= Task =
Leave out the pictures and return every entry exactly as it appears.

= Excerpted data =

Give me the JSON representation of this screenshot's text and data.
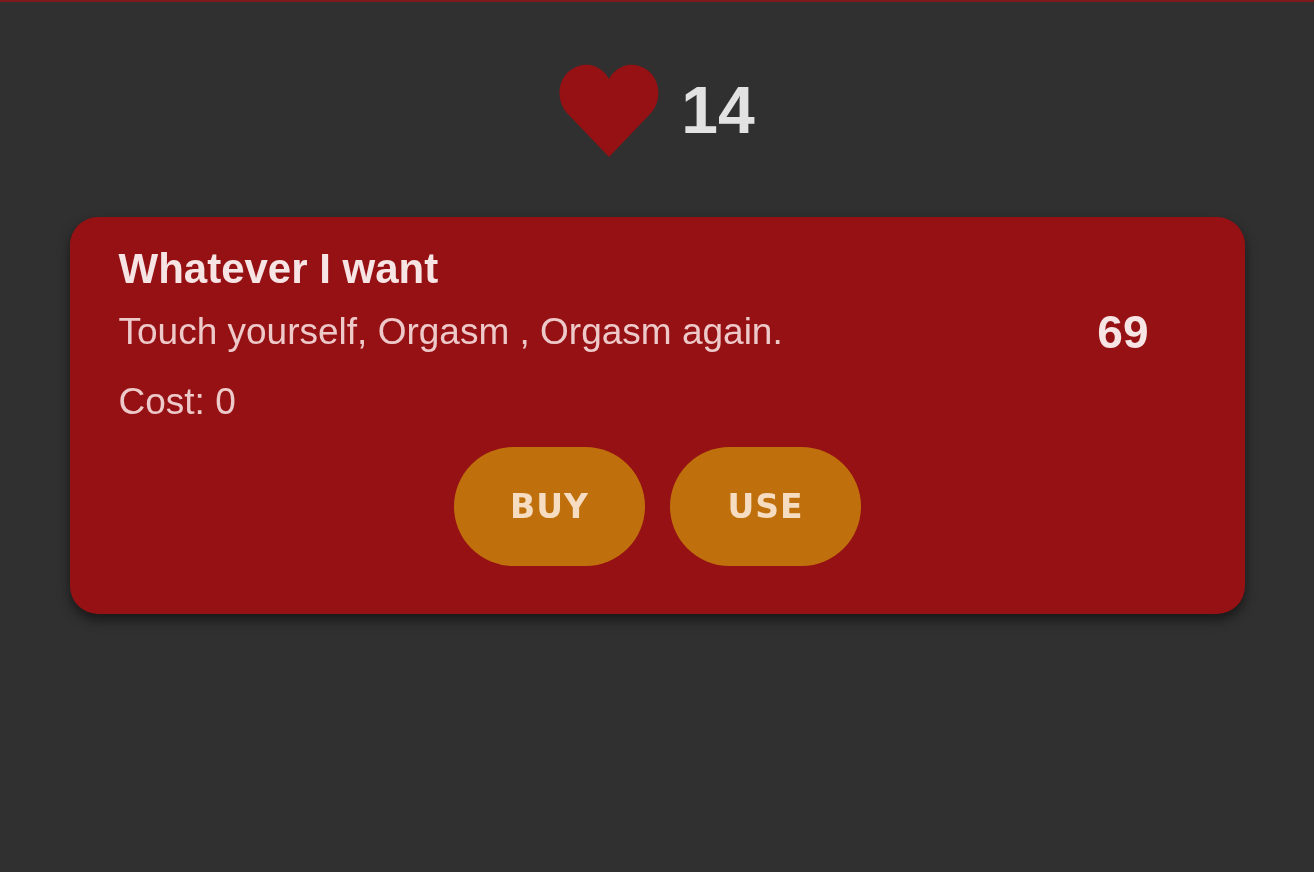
{
  "points": {
    "count": "14"
  },
  "rewards": [
    {
      "title": "Whatever I want",
      "description": "Touch yourself, Orgasm , Orgasm again.",
      "value": "69",
      "cost": "Cost: 0",
      "buttons": [
        "BUY",
        "USE"
      ]
    }
  ]
}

= Final result =
Give me the JSON representation of this screenshot's text and data.
{
  "points": {
    "count": "14"
  },
  "rewards": [
    {
      "title": "Whatever I want",
      "description": "Touch yourself, Orgasm , Orgasm again.",
      "value": "69",
      "cost": "Cost: 0",
      "buttons": [
        "BUY",
        "USE"
      ]
    }
  ]
}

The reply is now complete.